> _EXERCISE DIRECTIONS_
Skip the images and copy each record exactly as written.

Dataset items
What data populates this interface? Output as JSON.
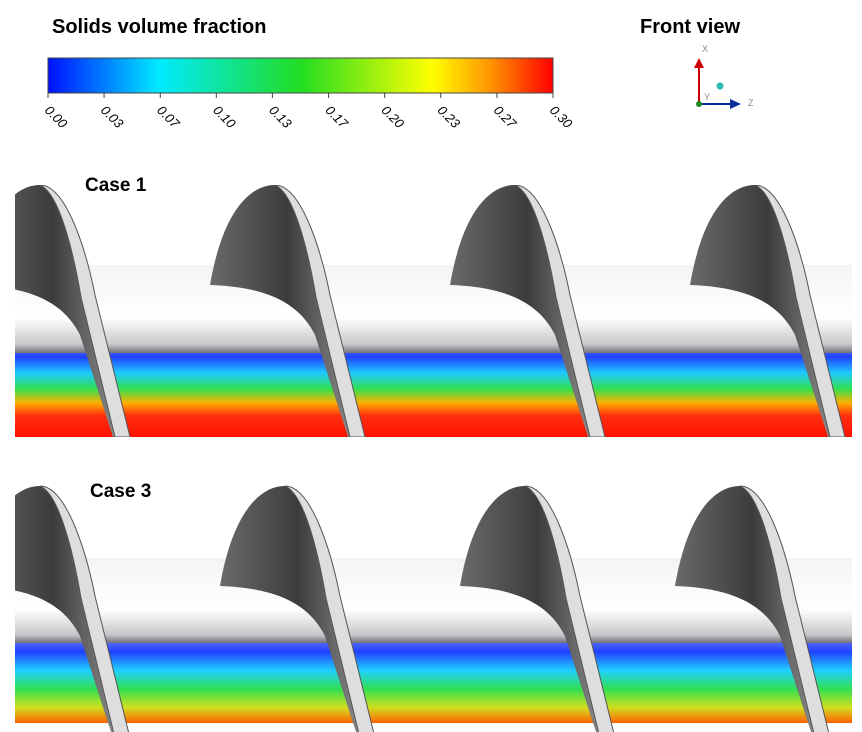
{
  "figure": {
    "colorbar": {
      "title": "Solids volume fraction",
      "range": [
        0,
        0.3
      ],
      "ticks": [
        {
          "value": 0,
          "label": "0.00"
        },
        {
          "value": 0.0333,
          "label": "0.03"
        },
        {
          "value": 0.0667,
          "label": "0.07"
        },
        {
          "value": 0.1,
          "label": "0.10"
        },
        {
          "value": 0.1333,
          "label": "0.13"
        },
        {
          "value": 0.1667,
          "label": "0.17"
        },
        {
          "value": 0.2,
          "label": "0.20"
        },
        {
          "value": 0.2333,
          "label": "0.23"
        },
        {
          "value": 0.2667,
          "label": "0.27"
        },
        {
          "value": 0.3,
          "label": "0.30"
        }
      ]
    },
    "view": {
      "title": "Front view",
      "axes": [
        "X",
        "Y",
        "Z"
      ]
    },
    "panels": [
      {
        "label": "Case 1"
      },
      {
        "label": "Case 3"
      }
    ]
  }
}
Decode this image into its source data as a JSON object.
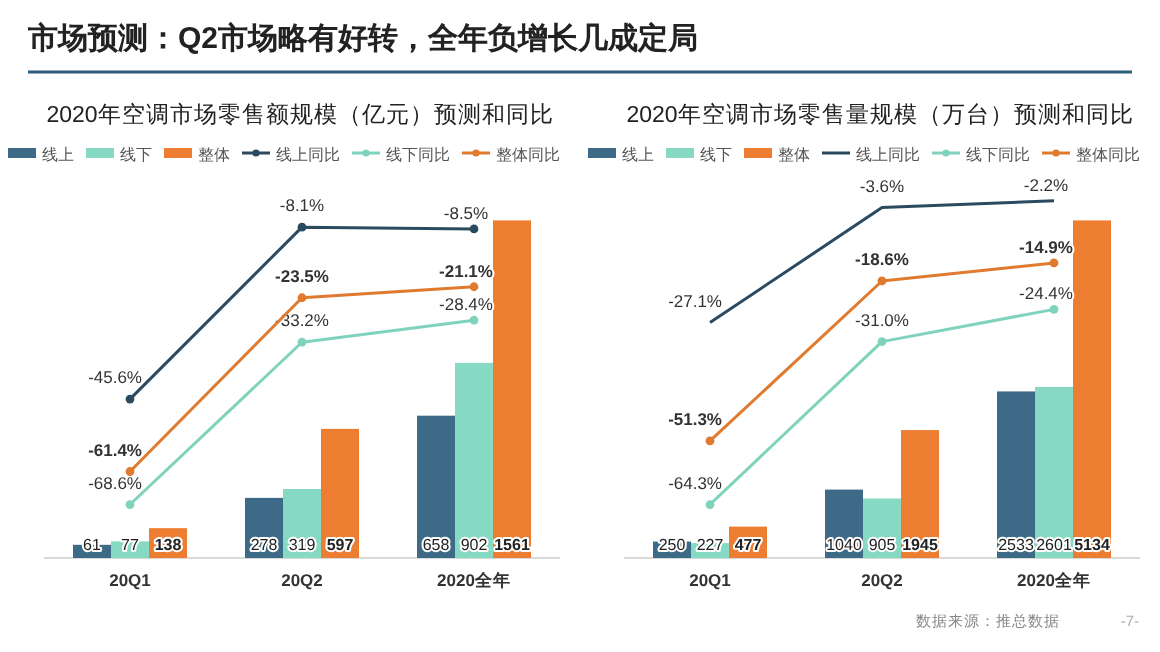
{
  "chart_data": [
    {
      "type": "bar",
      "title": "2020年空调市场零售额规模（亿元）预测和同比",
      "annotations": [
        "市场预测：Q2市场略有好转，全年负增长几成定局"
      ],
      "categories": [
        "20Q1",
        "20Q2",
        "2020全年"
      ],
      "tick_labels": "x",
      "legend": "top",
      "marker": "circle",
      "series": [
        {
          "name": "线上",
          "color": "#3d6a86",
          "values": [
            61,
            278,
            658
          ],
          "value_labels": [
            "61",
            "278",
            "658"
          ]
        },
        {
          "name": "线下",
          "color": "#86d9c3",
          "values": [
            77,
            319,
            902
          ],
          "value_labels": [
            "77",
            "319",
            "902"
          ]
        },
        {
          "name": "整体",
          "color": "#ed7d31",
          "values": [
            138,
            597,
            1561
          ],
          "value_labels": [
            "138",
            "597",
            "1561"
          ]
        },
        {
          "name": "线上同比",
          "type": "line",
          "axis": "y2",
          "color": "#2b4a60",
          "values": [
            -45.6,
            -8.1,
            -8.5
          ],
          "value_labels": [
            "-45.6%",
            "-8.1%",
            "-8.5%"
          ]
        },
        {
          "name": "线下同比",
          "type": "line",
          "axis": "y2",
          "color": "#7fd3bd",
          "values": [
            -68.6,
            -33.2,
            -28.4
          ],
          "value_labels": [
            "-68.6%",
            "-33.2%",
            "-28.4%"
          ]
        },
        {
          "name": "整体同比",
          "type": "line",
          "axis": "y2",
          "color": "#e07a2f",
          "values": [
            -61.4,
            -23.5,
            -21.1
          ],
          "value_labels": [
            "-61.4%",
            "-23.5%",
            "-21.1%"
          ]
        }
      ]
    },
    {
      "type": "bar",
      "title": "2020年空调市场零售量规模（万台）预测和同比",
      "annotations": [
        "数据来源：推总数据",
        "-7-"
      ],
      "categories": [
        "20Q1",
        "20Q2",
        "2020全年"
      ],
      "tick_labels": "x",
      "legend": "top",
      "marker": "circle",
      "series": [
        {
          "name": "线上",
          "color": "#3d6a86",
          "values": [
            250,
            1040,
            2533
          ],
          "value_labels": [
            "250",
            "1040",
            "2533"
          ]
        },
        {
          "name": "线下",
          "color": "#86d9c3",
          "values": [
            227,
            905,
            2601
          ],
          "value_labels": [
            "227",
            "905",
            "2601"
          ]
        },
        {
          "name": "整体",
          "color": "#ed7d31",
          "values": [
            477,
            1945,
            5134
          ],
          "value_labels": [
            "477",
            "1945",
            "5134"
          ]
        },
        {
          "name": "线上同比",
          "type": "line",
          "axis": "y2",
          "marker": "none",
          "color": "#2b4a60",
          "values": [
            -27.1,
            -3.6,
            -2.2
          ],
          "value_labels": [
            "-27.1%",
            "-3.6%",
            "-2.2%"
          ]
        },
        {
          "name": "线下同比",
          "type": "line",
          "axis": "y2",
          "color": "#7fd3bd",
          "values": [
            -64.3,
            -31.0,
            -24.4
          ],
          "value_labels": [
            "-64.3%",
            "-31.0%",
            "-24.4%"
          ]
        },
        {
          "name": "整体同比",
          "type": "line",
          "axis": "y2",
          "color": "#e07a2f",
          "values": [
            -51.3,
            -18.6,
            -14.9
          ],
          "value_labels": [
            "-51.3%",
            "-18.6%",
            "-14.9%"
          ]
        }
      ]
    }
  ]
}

> _ANSWER TO THE EXERCISE_
What data populates this interface? Output as JSON.
{
  "figure": {
    "colorbar": {
      "title": "Solids volume fraction",
      "range": [
        0,
        0.3
      ],
      "ticks": [
        {
          "value": 0,
          "label": "0.00"
        },
        {
          "value": 0.0333,
          "label": "0.03"
        },
        {
          "value": 0.0667,
          "label": "0.07"
        },
        {
          "value": 0.1,
          "label": "0.10"
        },
        {
          "value": 0.1333,
          "label": "0.13"
        },
        {
          "value": 0.1667,
          "label": "0.17"
        },
        {
          "value": 0.2,
          "label": "0.20"
        },
        {
          "value": 0.2333,
          "label": "0.23"
        },
        {
          "value": 0.2667,
          "label": "0.27"
        },
        {
          "value": 0.3,
          "label": "0.30"
        }
      ]
    },
    "view": {
      "title": "Front view",
      "axes": [
        "X",
        "Y",
        "Z"
      ]
    },
    "panels": [
      {
        "label": "Case 1"
      },
      {
        "label": "Case 3"
      }
    ]
  }
}
Decode this image into its source data as a JSON object.
{
  "chart_data": [
    {
      "type": "bar",
      "title": "2020年空调市场零售额规模（亿元）预测和同比",
      "annotations": [
        "市场预测：Q2市场略有好转，全年负增长几成定局"
      ],
      "categories": [
        "20Q1",
        "20Q2",
        "2020全年"
      ],
      "tick_labels": "x",
      "legend": "top",
      "marker": "circle",
      "series": [
        {
          "name": "线上",
          "color": "#3d6a86",
          "values": [
            61,
            278,
            658
          ],
          "value_labels": [
            "61",
            "278",
            "658"
          ]
        },
        {
          "name": "线下",
          "color": "#86d9c3",
          "values": [
            77,
            319,
            902
          ],
          "value_labels": [
            "77",
            "319",
            "902"
          ]
        },
        {
          "name": "整体",
          "color": "#ed7d31",
          "values": [
            138,
            597,
            1561
          ],
          "value_labels": [
            "138",
            "597",
            "1561"
          ]
        },
        {
          "name": "线上同比",
          "type": "line",
          "axis": "y2",
          "color": "#2b4a60",
          "values": [
            -45.6,
            -8.1,
            -8.5
          ],
          "value_labels": [
            "-45.6%",
            "-8.1%",
            "-8.5%"
          ]
        },
        {
          "name": "线下同比",
          "type": "line",
          "axis": "y2",
          "color": "#7fd3bd",
          "values": [
            -68.6,
            -33.2,
            -28.4
          ],
          "value_labels": [
            "-68.6%",
            "-33.2%",
            "-28.4%"
          ]
        },
        {
          "name": "整体同比",
          "type": "line",
          "axis": "y2",
          "color": "#e07a2f",
          "values": [
            -61.4,
            -23.5,
            -21.1
          ],
          "value_labels": [
            "-61.4%",
            "-23.5%",
            "-21.1%"
          ]
        }
      ]
    },
    {
      "type": "bar",
      "title": "2020年空调市场零售量规模（万台）预测和同比",
      "annotations": [
        "数据来源：推总数据",
        "-7-"
      ],
      "categories": [
        "20Q1",
        "20Q2",
        "2020全年"
      ],
      "tick_labels": "x",
      "legend": "top",
      "marker": "circle",
      "series": [
        {
          "name": "线上",
          "color": "#3d6a86",
          "values": [
            250,
            1040,
            2533
          ],
          "value_labels": [
            "250",
            "1040",
            "2533"
          ]
        },
        {
          "name": "线下",
          "color": "#86d9c3",
          "values": [
            227,
            905,
            2601
          ],
          "value_labels": [
            "227",
            "905",
            "2601"
          ]
        },
        {
          "name": "整体",
          "color": "#ed7d31",
          "values": [
            477,
            1945,
            5134
          ],
          "value_labels": [
            "477",
            "1945",
            "5134"
          ]
        },
        {
          "name": "线上同比",
          "type": "line",
          "axis": "y2",
          "marker": "none",
          "color": "#2b4a60",
          "values": [
            -27.1,
            -3.6,
            -2.2
          ],
          "value_labels": [
            "-27.1%",
            "-3.6%",
            "-2.2%"
          ]
        },
        {
          "name": "线下同比",
          "type": "line",
          "axis": "y2",
          "color": "#7fd3bd",
          "values": [
            -64.3,
            -31.0,
            -24.4
          ],
          "value_labels": [
            "-64.3%",
            "-31.0%",
            "-24.4%"
          ]
        },
        {
          "name": "整体同比",
          "type": "line",
          "axis": "y2",
          "color": "#e07a2f",
          "values": [
            -51.3,
            -18.6,
            -14.9
          ],
          "value_labels": [
            "-51.3%",
            "-18.6%",
            "-14.9%"
          ]
        }
      ]
    }
  ]
}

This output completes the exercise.